WRITTEN PROBLEM: Each line of the material below that holds the word "plain" needs to be copied.
--- begin GIVEN ENTRIES ---
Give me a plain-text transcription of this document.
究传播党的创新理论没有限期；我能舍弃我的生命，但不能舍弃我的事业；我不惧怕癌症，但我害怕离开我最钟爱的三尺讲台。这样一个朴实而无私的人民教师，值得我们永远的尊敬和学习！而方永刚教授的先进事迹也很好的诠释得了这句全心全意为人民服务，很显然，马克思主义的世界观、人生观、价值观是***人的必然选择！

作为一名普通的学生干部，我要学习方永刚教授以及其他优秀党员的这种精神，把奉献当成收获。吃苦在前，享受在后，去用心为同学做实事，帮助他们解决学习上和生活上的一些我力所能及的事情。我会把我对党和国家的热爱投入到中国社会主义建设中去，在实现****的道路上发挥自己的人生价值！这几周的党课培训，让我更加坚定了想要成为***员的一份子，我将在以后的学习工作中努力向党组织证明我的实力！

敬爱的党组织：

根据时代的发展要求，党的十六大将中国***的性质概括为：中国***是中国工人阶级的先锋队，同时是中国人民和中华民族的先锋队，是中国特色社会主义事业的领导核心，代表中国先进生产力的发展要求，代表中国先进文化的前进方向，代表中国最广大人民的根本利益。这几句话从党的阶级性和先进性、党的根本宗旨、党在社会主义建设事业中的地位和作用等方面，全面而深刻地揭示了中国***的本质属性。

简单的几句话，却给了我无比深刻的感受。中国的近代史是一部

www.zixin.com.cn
--- end GIVEN ENTRIES ---
--- begin GIVEN ENTRIES ---
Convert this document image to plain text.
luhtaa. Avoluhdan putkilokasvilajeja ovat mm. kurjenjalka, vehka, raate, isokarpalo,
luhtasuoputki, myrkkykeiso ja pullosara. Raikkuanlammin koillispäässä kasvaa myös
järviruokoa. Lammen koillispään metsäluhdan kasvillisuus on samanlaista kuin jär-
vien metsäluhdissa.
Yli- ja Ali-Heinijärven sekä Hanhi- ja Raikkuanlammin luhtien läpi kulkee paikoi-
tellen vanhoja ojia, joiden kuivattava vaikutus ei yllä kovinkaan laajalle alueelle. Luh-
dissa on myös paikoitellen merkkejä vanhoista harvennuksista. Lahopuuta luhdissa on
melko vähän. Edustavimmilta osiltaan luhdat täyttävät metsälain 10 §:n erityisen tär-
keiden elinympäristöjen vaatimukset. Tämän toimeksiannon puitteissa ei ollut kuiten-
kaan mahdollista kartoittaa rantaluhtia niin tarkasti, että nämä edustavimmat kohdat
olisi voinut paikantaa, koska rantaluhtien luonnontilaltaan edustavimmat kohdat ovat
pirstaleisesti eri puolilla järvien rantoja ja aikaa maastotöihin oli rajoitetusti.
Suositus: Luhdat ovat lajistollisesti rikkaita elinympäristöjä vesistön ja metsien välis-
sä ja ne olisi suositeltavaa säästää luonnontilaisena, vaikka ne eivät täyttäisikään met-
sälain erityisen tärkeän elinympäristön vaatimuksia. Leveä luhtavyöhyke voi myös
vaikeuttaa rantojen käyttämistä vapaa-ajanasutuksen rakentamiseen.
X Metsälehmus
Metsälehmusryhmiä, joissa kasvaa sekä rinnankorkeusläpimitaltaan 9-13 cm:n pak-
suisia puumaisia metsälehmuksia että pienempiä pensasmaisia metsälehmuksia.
--- end GIVEN ENTRIES ---
--- begin GIVEN ENTRIES ---
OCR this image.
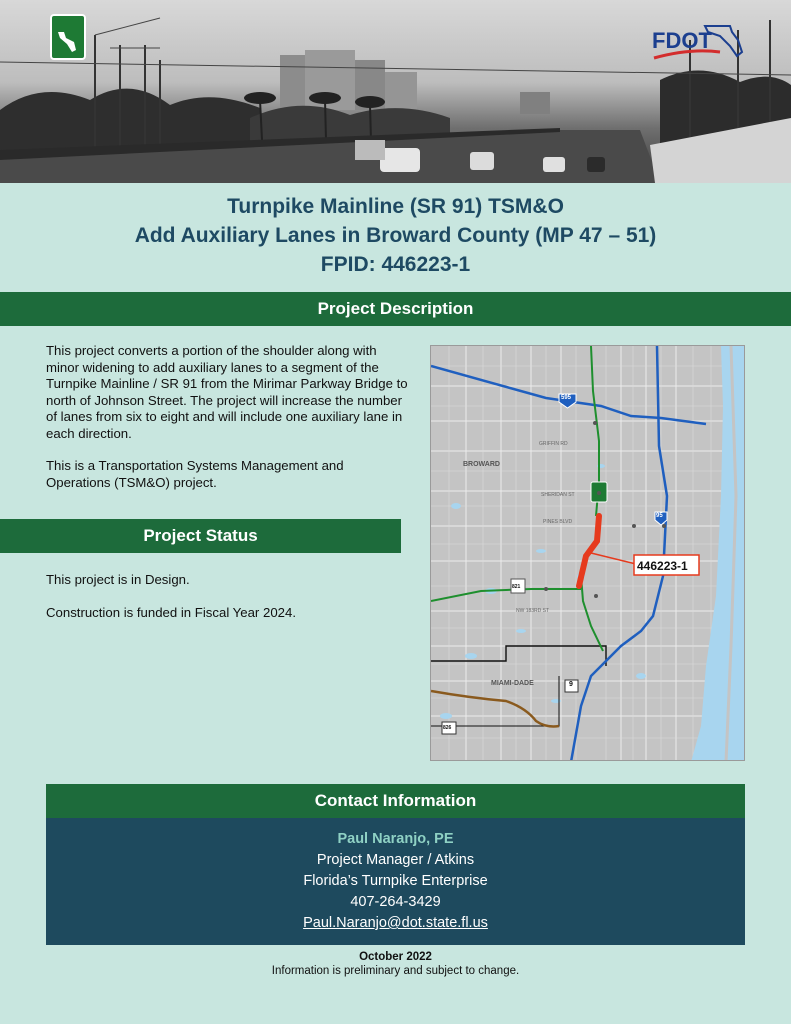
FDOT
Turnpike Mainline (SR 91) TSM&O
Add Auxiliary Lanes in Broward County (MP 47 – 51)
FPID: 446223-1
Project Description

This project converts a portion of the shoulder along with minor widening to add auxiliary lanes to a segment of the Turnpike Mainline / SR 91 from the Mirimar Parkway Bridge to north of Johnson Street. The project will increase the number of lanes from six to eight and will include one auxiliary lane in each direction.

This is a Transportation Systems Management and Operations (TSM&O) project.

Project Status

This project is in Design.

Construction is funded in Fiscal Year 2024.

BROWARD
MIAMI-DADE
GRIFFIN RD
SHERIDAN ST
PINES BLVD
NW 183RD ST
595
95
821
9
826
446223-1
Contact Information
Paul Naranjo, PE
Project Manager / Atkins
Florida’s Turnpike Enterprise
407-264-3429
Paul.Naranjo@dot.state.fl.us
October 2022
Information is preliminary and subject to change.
--- end GIVEN ENTRIES ---
EXERCISE RESPONSE:
Give me a plain-text transcription of this document.
Convert this document image to plain text.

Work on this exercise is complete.